Go through the entries below and write each one out exactly.

** BEGIN Task inputs **

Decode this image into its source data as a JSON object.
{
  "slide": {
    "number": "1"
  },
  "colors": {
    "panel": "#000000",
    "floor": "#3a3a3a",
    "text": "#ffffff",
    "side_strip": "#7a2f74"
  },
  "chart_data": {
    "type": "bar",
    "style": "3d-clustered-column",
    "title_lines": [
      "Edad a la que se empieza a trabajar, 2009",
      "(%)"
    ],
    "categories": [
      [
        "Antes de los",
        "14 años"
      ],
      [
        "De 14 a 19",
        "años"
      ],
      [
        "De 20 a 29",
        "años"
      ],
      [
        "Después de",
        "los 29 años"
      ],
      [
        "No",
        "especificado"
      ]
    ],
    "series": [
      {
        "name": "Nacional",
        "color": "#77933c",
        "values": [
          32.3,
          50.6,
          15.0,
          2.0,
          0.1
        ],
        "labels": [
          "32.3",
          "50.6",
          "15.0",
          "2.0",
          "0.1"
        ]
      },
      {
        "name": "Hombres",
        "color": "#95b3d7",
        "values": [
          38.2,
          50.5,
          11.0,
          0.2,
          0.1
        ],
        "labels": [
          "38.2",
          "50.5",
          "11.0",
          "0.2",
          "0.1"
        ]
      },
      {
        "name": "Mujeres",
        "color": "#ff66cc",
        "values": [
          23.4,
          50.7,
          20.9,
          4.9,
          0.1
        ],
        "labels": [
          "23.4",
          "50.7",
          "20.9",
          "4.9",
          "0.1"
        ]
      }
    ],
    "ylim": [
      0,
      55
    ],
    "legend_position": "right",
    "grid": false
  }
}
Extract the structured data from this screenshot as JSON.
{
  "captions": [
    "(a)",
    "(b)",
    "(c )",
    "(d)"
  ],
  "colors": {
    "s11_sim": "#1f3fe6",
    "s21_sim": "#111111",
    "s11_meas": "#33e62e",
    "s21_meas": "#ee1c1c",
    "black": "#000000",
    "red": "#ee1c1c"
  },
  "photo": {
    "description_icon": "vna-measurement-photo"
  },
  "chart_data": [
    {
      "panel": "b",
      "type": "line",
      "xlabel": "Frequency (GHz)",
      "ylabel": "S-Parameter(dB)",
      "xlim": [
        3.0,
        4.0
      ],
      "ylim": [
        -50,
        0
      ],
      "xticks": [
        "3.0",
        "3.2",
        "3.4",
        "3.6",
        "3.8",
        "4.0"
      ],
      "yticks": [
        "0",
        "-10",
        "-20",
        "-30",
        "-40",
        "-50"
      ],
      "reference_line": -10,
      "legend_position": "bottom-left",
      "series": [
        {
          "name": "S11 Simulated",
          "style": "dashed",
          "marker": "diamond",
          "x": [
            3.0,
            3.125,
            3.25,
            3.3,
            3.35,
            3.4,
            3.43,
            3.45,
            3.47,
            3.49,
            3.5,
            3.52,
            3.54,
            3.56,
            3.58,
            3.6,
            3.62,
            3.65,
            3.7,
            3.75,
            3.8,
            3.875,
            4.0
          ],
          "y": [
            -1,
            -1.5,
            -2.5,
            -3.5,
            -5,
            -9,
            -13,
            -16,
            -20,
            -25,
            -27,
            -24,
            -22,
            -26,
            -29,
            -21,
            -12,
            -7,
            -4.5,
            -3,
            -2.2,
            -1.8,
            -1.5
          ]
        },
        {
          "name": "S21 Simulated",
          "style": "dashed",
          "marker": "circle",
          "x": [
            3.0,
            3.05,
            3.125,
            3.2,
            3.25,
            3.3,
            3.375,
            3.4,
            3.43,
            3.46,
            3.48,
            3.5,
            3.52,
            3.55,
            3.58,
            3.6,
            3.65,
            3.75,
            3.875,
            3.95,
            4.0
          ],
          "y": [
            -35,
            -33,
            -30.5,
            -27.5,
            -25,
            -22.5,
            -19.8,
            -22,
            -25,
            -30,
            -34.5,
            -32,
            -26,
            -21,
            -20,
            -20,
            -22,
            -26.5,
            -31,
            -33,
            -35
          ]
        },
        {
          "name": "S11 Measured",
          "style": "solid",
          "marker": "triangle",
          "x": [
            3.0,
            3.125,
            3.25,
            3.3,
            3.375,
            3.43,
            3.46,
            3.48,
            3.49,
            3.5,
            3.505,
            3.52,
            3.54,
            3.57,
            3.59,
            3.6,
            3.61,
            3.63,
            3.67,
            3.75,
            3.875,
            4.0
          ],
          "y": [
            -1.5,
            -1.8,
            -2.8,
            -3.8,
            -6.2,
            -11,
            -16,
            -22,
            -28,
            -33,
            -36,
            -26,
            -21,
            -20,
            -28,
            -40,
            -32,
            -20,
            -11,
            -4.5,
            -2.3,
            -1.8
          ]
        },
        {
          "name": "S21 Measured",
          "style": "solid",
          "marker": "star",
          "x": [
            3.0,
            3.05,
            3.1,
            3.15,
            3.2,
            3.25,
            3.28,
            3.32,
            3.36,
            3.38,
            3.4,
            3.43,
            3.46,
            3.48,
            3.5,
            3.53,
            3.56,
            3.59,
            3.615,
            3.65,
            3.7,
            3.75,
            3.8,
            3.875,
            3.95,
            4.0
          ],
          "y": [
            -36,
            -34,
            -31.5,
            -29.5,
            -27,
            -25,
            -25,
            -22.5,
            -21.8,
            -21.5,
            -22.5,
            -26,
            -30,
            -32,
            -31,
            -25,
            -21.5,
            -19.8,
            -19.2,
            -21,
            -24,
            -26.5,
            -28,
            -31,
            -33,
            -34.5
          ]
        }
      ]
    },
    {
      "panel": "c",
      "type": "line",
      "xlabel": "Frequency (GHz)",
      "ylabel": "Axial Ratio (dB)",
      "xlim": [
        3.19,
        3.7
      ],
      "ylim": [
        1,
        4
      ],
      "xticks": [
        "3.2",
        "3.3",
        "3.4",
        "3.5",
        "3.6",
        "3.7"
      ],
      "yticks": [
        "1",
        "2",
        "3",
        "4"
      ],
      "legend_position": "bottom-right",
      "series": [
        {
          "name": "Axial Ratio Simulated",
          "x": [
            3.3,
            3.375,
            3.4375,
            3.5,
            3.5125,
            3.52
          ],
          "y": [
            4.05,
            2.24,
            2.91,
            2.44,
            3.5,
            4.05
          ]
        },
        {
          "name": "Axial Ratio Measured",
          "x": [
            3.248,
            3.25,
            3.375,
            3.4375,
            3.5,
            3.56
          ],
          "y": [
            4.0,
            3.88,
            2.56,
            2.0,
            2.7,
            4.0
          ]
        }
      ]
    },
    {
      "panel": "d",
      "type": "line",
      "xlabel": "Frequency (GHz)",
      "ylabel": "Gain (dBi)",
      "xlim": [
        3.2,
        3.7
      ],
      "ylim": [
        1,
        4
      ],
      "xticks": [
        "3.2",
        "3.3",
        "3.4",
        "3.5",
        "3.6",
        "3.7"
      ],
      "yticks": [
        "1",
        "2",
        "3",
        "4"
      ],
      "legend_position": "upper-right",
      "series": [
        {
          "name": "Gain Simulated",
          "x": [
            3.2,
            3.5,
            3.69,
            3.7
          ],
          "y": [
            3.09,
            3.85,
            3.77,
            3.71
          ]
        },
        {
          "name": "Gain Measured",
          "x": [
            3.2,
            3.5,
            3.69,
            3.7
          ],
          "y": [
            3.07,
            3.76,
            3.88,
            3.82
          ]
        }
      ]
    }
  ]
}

** END Task inputs **

Answer to this task
Decode this image into its source data as a JSON object.
{
  "slide": {
    "number": "1"
  },
  "colors": {
    "panel": "#000000",
    "floor": "#3a3a3a",
    "text": "#ffffff",
    "side_strip": "#7a2f74"
  },
  "chart_data": {
    "type": "bar",
    "style": "3d-clustered-column",
    "title_lines": [
      "Edad a la que se empieza a trabajar, 2009",
      "(%)"
    ],
    "categories": [
      [
        "Antes de los",
        "14 años"
      ],
      [
        "De 14 a 19",
        "años"
      ],
      [
        "De 20 a 29",
        "años"
      ],
      [
        "Después de",
        "los 29 años"
      ],
      [
        "No",
        "especificado"
      ]
    ],
    "series": [
      {
        "name": "Nacional",
        "color": "#77933c",
        "values": [
          32.3,
          50.6,
          15.0,
          2.0,
          0.1
        ],
        "labels": [
          "32.3",
          "50.6",
          "15.0",
          "2.0",
          "0.1"
        ]
      },
      {
        "name": "Hombres",
        "color": "#95b3d7",
        "values": [
          38.2,
          50.5,
          11.0,
          0.2,
          0.1
        ],
        "labels": [
          "38.2",
          "50.5",
          "11.0",
          "0.2",
          "0.1"
        ]
      },
      {
        "name": "Mujeres",
        "color": "#ff66cc",
        "values": [
          23.4,
          50.7,
          20.9,
          4.9,
          0.1
        ],
        "labels": [
          "23.4",
          "50.7",
          "20.9",
          "4.9",
          "0.1"
        ]
      }
    ],
    "ylim": [
      0,
      55
    ],
    "legend_position": "right",
    "grid": false
  }
}
Extract the structured data from this screenshot as JSON.
{
  "captions": [
    "(a)",
    "(b)",
    "(c )",
    "(d)"
  ],
  "colors": {
    "s11_sim": "#1f3fe6",
    "s21_sim": "#111111",
    "s11_meas": "#33e62e",
    "s21_meas": "#ee1c1c",
    "black": "#000000",
    "red": "#ee1c1c"
  },
  "photo": {
    "description_icon": "vna-measurement-photo"
  },
  "chart_data": [
    {
      "panel": "b",
      "type": "line",
      "xlabel": "Frequency (GHz)",
      "ylabel": "S-Parameter(dB)",
      "xlim": [
        3.0,
        4.0
      ],
      "ylim": [
        -50,
        0
      ],
      "xticks": [
        "3.0",
        "3.2",
        "3.4",
        "3.6",
        "3.8",
        "4.0"
      ],
      "yticks": [
        "0",
        "-10",
        "-20",
        "-30",
        "-40",
        "-50"
      ],
      "reference_line": -10,
      "legend_position": "bottom-left",
      "series": [
        {
          "name": "S11 Simulated",
          "style": "dashed",
          "marker": "diamond",
          "x": [
            3.0,
            3.125,
            3.25,
            3.3,
            3.35,
            3.4,
            3.43,
            3.45,
            3.47,
            3.49,
            3.5,
            3.52,
            3.54,
            3.56,
            3.58,
            3.6,
            3.62,
            3.65,
            3.7,
            3.75,
            3.8,
            3.875,
            4.0
          ],
          "y": [
            -1,
            -1.5,
            -2.5,
            -3.5,
            -5,
            -9,
            -13,
            -16,
            -20,
            -25,
            -27,
            -24,
            -22,
            -26,
            -29,
            -21,
            -12,
            -7,
            -4.5,
            -3,
            -2.2,
            -1.8,
            -1.5
          ]
        },
        {
          "name": "S21 Simulated",
          "style": "dashed",
          "marker": "circle",
          "x": [
            3.0,
            3.05,
            3.125,
            3.2,
            3.25,
            3.3,
            3.375,
            3.4,
            3.43,
            3.46,
            3.48,
            3.5,
            3.52,
            3.55,
            3.58,
            3.6,
            3.65,
            3.75,
            3.875,
            3.95,
            4.0
          ],
          "y": [
            -35,
            -33,
            -30.5,
            -27.5,
            -25,
            -22.5,
            -19.8,
            -22,
            -25,
            -30,
            -34.5,
            -32,
            -26,
            -21,
            -20,
            -20,
            -22,
            -26.5,
            -31,
            -33,
            -35
          ]
        },
        {
          "name": "S11 Measured",
          "style": "solid",
          "marker": "triangle",
          "x": [
            3.0,
            3.125,
            3.25,
            3.3,
            3.375,
            3.43,
            3.46,
            3.48,
            3.49,
            3.5,
            3.505,
            3.52,
            3.54,
            3.57,
            3.59,
            3.6,
            3.61,
            3.63,
            3.67,
            3.75,
            3.875,
            4.0
          ],
          "y": [
            -1.5,
            -1.8,
            -2.8,
            -3.8,
            -6.2,
            -11,
            -16,
            -22,
            -28,
            -33,
            -36,
            -26,
            -21,
            -20,
            -28,
            -40,
            -32,
            -20,
            -11,
            -4.5,
            -2.3,
            -1.8
          ]
        },
        {
          "name": "S21 Measured",
          "style": "solid",
          "marker": "star",
          "x": [
            3.0,
            3.05,
            3.1,
            3.15,
            3.2,
            3.25,
            3.28,
            3.32,
            3.36,
            3.38,
            3.4,
            3.43,
            3.46,
            3.48,
            3.5,
            3.53,
            3.56,
            3.59,
            3.615,
            3.65,
            3.7,
            3.75,
            3.8,
            3.875,
            3.95,
            4.0
          ],
          "y": [
            -36,
            -34,
            -31.5,
            -29.5,
            -27,
            -25,
            -25,
            -22.5,
            -21.8,
            -21.5,
            -22.5,
            -26,
            -30,
            -32,
            -31,
            -25,
            -21.5,
            -19.8,
            -19.2,
            -21,
            -24,
            -26.5,
            -28,
            -31,
            -33,
            -34.5
          ]
        }
      ]
    },
    {
      "panel": "c",
      "type": "line",
      "xlabel": "Frequency (GHz)",
      "ylabel": "Axial Ratio (dB)",
      "xlim": [
        3.19,
        3.7
      ],
      "ylim": [
        1,
        4
      ],
      "xticks": [
        "3.2",
        "3.3",
        "3.4",
        "3.5",
        "3.6",
        "3.7"
      ],
      "yticks": [
        "1",
        "2",
        "3",
        "4"
      ],
      "legend_position": "bottom-right",
      "series": [
        {
          "name": "Axial Ratio Simulated",
          "x": [
            3.3,
            3.375,
            3.4375,
            3.5,
            3.5125,
            3.52
          ],
          "y": [
            4.05,
            2.24,
            2.91,
            2.44,
            3.5,
            4.05
          ]
        },
        {
          "name": "Axial Ratio Measured",
          "x": [
            3.248,
            3.25,
            3.375,
            3.4375,
            3.5,
            3.56
          ],
          "y": [
            4.0,
            3.88,
            2.56,
            2.0,
            2.7,
            4.0
          ]
        }
      ]
    },
    {
      "panel": "d",
      "type": "line",
      "xlabel": "Frequency (GHz)",
      "ylabel": "Gain (dBi)",
      "xlim": [
        3.2,
        3.7
      ],
      "ylim": [
        1,
        4
      ],
      "xticks": [
        "3.2",
        "3.3",
        "3.4",
        "3.5",
        "3.6",
        "3.7"
      ],
      "yticks": [
        "1",
        "2",
        "3",
        "4"
      ],
      "legend_position": "upper-right",
      "series": [
        {
          "name": "Gain Simulated",
          "x": [
            3.2,
            3.5,
            3.69,
            3.7
          ],
          "y": [
            3.09,
            3.85,
            3.77,
            3.71
          ]
        },
        {
          "name": "Gain Measured",
          "x": [
            3.2,
            3.5,
            3.69,
            3.7
          ],
          "y": [
            3.07,
            3.76,
            3.88,
            3.82
          ]
        }
      ]
    }
  ]
}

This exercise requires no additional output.